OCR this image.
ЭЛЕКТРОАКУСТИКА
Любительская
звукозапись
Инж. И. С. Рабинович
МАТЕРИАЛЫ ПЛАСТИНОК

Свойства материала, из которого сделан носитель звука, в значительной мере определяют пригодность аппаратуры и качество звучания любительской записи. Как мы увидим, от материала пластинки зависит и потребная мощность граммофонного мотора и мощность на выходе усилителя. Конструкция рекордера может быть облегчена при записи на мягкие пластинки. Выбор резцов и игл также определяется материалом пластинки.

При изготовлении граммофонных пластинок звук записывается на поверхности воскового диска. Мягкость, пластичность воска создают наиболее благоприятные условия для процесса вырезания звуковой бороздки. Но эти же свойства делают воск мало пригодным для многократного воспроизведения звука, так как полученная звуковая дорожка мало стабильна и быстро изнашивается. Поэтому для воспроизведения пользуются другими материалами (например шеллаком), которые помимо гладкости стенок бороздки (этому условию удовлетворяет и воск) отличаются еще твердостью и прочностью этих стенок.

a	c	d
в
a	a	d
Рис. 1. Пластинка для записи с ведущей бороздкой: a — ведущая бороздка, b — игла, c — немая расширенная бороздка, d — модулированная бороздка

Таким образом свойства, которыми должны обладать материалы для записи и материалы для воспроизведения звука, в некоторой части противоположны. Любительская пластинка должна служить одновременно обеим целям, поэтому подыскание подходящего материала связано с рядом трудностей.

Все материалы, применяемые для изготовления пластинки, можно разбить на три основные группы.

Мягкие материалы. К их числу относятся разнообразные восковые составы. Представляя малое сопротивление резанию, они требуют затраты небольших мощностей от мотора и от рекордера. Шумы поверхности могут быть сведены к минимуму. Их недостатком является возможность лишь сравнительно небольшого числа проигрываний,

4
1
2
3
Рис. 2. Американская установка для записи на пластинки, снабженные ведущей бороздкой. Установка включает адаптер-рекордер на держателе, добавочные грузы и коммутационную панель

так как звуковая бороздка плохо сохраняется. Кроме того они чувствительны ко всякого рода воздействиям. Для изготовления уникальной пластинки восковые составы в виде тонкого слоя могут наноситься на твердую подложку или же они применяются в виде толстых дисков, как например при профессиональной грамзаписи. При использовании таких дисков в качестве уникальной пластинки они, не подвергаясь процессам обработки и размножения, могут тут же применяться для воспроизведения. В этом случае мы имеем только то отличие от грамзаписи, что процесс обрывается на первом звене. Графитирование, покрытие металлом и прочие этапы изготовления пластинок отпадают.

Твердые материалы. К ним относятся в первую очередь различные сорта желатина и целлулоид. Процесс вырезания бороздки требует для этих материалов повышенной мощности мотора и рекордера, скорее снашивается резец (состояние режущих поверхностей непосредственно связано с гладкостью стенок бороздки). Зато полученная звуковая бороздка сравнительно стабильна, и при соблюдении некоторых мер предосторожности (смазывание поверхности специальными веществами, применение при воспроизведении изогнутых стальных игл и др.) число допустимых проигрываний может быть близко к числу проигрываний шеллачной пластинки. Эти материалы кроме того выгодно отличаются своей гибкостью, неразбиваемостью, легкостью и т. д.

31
━━━━━━
What this task involves
From the records above, extract everything verbatim.

Output of the exercise
OCR this image.
ЭЛЕКТРОАКУСТИКА
Любительская
звукозапись
Инж. И. С. Рабинович
МАТЕРИАЛЫ ПЛАСТИНОК

Свойства материала, из которого сделан носитель звука, в значительной мере определяют пригодность аппаратуры и качество звучания любительской записи. Как мы увидим, от материала пластинки зависит и потребная мощность граммофонного мотора и мощность на выходе усилителя. Конструкция рекордера может быть облегчена при записи на мягкие пластинки. Выбор резцов и игл также определяется материалом пластинки.

При изготовлении граммофонных пластинок звук записывается на поверхности воскового диска. Мягкость, пластичность воска создают наиболее благоприятные условия для процесса вырезания звуковой бороздки. Но эти же свойства делают воск мало пригодным для многократного воспроизведения звука, так как полученная звуковая дорожка мало стабильна и быстро изнашивается. Поэтому для воспроизведения пользуются другими материалами (например шеллаком), которые помимо гладкости стенок бороздки (этому условию удовлетворяет и воск) отличаются еще твердостью и прочностью этих стенок.

a	c	d
в
a	a	d
Рис. 1. Пластинка для записи с ведущей бороздкой: a — ведущая бороздка, b — игла, c — немая расширенная бороздка, d — модулированная бороздка

Таким образом свойства, которыми должны обладать материалы для записи и материалы для воспроизведения звука, в некоторой части противоположны. Любительская пластинка должна служить одновременно обеим целям, поэтому подыскание подходящего материала связано с рядом трудностей.

Все материалы, применяемые для изготовления пластинки, можно разбить на три основные группы.

Мягкие материалы. К их числу относятся разнообразные восковые составы. Представляя малое сопротивление резанию, они требуют затраты небольших мощностей от мотора и от рекордера. Шумы поверхности могут быть сведены к минимуму. Их недостатком является возможность лишь сравнительно небольшого числа проигрываний,

4
1
2
3
Рис. 2. Американская установка для записи на пластинки, снабженные ведущей бороздкой. Установка включает адаптер-рекордер на держателе, добавочные грузы и коммутационную панель

так как звуковая бороздка плохо сохраняется. Кроме того они чувствительны ко всякого рода воздействиям. Для изготовления уникальной пластинки восковые составы в виде тонкого слоя могут наноситься на твердую подложку или же они применяются в виде толстых дисков, как например при профессиональной грамзаписи. При использовании таких дисков в качестве уникальной пластинки они, не подвергаясь процессам обработки и размножения, могут тут же применяться для воспроизведения. В этом случае мы имеем только то отличие от грамзаписи, что процесс обрывается на первом звене. Графитирование, покрытие металлом и прочие этапы изготовления пластинок отпадают.

Твердые материалы. К ним относятся в первую очередь различные сорта желатина и целлулоид. Процесс вырезания бороздки требует для этих материалов повышенной мощности мотора и рекордера, скорее снашивается резец (состояние режущих поверхностей непосредственно связано с гладкостью стенок бороздки). Зато полученная звуковая бороздка сравнительно стабильна, и при соблюдении некоторых мер предосторожности (смазывание поверхности специальными веществами, применение при воспроизведении изогнутых стальных игл и др.) число допустимых проигрываний может быть близко к числу проигрываний шеллачной пластинки. Эти материалы кроме того выгодно отличаются своей гибкостью, неразбиваемостью, легкостью и т. д.

31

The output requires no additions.